Exercise input:

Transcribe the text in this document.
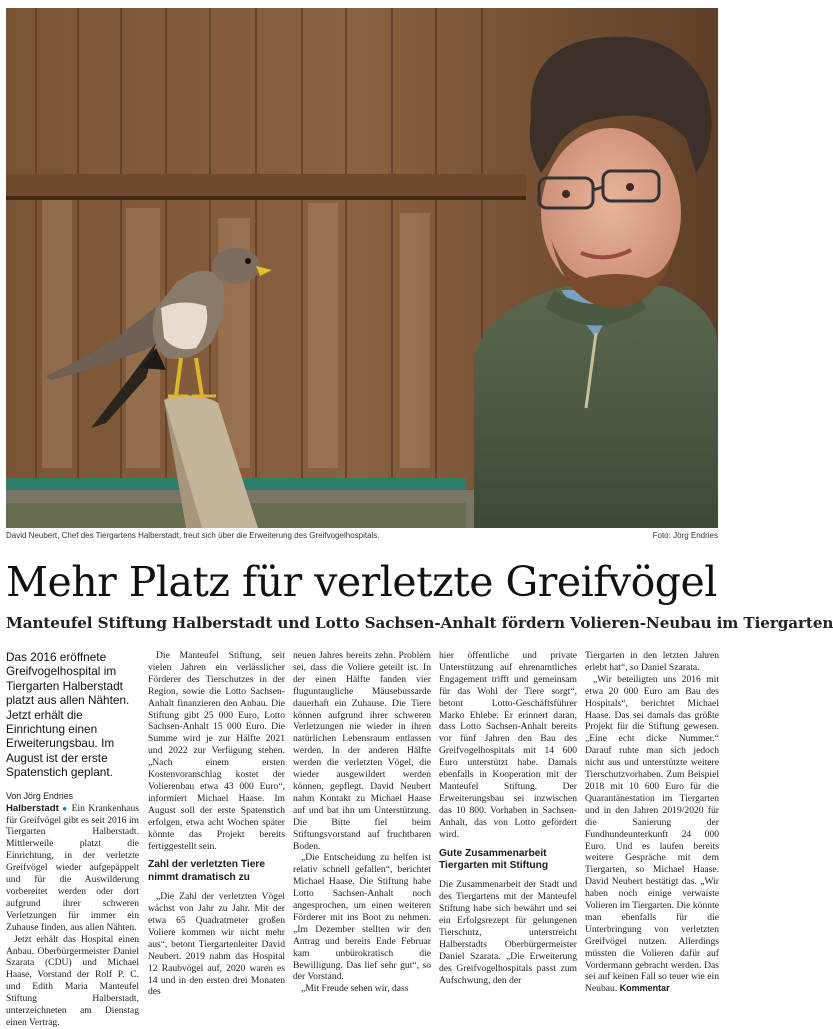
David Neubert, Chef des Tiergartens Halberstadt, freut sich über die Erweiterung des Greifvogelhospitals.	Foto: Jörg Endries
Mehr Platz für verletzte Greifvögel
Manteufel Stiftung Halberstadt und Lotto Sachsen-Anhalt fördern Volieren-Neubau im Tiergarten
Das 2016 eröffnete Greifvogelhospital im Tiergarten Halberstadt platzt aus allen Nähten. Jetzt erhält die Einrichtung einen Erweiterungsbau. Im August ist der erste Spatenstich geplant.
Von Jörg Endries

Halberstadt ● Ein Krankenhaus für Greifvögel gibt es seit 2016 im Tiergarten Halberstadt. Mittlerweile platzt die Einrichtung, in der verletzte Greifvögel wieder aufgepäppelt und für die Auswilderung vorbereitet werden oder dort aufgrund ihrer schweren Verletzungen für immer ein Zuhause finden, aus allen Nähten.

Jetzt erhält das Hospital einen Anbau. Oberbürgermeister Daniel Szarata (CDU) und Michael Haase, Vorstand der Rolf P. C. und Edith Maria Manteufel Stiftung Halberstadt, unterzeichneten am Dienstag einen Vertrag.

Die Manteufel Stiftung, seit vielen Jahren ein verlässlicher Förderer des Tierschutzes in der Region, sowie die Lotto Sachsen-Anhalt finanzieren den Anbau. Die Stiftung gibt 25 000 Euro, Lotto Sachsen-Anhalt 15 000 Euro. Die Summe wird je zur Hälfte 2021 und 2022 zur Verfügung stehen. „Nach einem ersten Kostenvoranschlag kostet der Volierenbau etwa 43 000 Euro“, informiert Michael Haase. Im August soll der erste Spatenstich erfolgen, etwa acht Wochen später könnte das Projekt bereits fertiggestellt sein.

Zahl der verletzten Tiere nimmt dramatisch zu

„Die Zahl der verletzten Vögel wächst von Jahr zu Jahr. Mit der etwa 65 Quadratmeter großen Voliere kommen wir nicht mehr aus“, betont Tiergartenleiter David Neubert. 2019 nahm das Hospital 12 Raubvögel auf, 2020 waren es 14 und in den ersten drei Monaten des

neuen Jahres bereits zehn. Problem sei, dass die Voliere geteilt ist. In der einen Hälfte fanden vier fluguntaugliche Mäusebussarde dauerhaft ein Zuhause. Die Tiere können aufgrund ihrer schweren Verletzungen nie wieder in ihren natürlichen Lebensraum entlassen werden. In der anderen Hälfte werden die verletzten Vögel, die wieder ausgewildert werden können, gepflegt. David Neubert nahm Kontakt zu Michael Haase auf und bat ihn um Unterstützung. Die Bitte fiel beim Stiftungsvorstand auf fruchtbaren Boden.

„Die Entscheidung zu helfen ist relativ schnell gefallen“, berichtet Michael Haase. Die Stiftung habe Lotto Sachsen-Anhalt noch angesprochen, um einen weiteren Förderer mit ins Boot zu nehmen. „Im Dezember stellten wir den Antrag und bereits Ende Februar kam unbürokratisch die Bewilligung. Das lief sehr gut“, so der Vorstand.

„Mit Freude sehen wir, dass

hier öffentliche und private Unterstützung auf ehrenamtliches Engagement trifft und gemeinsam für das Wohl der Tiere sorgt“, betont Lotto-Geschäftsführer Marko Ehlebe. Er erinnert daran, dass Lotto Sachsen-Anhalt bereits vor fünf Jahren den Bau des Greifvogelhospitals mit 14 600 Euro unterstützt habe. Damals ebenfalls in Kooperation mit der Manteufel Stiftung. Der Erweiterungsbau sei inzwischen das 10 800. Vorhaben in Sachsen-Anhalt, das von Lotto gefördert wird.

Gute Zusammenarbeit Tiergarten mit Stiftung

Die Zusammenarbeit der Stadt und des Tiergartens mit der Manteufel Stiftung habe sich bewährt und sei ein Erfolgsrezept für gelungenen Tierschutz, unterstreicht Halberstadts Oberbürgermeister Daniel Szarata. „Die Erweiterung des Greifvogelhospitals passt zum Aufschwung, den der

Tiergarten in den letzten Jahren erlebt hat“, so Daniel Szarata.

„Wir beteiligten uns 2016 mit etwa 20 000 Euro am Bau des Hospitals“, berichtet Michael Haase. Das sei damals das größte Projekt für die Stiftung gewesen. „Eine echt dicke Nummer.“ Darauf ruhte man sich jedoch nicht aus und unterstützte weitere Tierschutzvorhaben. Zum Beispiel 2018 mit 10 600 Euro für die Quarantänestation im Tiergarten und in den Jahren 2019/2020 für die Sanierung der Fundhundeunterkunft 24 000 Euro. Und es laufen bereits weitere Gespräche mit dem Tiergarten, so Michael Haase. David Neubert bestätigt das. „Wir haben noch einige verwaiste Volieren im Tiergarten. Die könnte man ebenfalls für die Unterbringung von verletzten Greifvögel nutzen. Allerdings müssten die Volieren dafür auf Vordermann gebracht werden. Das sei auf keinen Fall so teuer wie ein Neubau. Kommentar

Goal of the exercise:
Collect from the data above every line that includes "Förderer".

Solution:
Die Manteufel Stiftung, seit vielen Jahren ein verlässlicher Förderer des Tierschutzes in der Region, sowie die Lotto Sachsen-Anhalt finanzieren den Anbau. Die Stiftung gibt 25 000 Euro, Lotto Sachsen-Anhalt 15 000 Euro. Die Summe wird je zur Hälfte 2021 und 2022 zur Verfügung stehen. „Nach einem ersten Kostenvoranschlag kostet der Volierenbau etwa 43 000 Euro“, informiert Michael Haase. Im August soll der erste Spatenstich erfolgen, etwa acht Wochen später könnte das Projekt bereits fertiggestellt sein.
„Die Entscheidung zu helfen ist relativ schnell gefallen“, berichtet Michael Haase. Die Stiftung habe Lotto Sachsen-Anhalt noch angesprochen, um einen weiteren Förderer mit ins Boot zu nehmen. „Im Dezember stellten wir den Antrag und bereits Ende Februar kam unbürokratisch die Bewilligung. Das lief sehr gut“, so der Vorstand.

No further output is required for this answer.